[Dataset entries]
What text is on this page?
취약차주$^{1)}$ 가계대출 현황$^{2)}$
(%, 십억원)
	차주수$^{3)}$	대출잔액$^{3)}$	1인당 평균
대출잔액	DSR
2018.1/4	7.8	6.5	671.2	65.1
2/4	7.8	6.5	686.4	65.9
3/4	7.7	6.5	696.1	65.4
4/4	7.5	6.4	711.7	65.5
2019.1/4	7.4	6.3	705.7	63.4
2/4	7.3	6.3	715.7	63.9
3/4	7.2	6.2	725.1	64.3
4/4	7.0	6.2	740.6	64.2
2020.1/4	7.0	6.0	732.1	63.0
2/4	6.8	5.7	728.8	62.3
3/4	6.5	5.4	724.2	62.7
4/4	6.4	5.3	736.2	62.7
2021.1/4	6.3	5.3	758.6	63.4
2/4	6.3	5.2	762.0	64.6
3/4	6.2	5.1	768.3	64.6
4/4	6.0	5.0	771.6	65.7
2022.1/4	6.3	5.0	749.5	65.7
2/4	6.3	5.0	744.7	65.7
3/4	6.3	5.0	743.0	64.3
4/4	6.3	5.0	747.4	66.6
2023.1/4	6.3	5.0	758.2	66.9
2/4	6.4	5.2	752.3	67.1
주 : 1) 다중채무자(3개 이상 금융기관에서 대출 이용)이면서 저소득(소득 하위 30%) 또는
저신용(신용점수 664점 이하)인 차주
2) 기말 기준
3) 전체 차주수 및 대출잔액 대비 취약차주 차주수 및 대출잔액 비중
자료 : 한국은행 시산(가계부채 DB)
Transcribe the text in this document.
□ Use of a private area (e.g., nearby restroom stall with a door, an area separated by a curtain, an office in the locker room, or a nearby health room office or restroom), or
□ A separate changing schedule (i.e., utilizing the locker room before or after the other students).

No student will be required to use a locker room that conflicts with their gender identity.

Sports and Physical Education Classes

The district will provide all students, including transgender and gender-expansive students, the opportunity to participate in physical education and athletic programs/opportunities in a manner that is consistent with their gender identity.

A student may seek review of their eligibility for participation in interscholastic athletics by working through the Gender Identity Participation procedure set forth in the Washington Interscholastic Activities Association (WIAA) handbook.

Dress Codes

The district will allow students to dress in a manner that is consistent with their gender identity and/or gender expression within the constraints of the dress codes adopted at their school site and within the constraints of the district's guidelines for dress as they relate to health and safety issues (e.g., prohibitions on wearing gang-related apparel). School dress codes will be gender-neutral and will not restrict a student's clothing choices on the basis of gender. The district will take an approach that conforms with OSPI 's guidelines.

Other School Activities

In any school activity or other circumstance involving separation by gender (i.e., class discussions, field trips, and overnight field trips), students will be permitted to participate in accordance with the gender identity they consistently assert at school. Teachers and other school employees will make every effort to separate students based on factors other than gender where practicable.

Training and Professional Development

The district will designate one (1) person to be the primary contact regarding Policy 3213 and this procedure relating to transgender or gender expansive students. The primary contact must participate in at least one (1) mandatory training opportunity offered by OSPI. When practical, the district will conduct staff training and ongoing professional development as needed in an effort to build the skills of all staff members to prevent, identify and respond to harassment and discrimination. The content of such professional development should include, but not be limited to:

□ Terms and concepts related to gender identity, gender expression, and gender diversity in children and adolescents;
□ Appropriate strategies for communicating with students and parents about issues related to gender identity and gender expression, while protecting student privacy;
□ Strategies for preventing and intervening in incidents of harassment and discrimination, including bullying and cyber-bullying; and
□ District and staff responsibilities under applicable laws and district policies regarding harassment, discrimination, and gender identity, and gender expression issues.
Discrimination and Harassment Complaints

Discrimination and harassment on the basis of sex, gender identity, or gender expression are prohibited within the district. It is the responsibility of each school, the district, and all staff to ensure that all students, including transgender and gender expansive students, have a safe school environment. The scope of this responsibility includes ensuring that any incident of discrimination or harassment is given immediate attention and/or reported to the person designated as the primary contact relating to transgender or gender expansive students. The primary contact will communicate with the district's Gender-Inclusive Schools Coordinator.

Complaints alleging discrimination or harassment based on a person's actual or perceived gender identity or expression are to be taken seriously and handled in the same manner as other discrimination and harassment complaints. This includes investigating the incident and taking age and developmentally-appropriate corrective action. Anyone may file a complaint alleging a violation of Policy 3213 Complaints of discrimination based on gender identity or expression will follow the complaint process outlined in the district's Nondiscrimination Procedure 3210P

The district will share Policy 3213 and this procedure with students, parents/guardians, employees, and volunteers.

EXERCISE: Show the lines of the material that contain the word "text".

CORRECT OUTPUT:
What text is on this page?
Transcribe the text in this document.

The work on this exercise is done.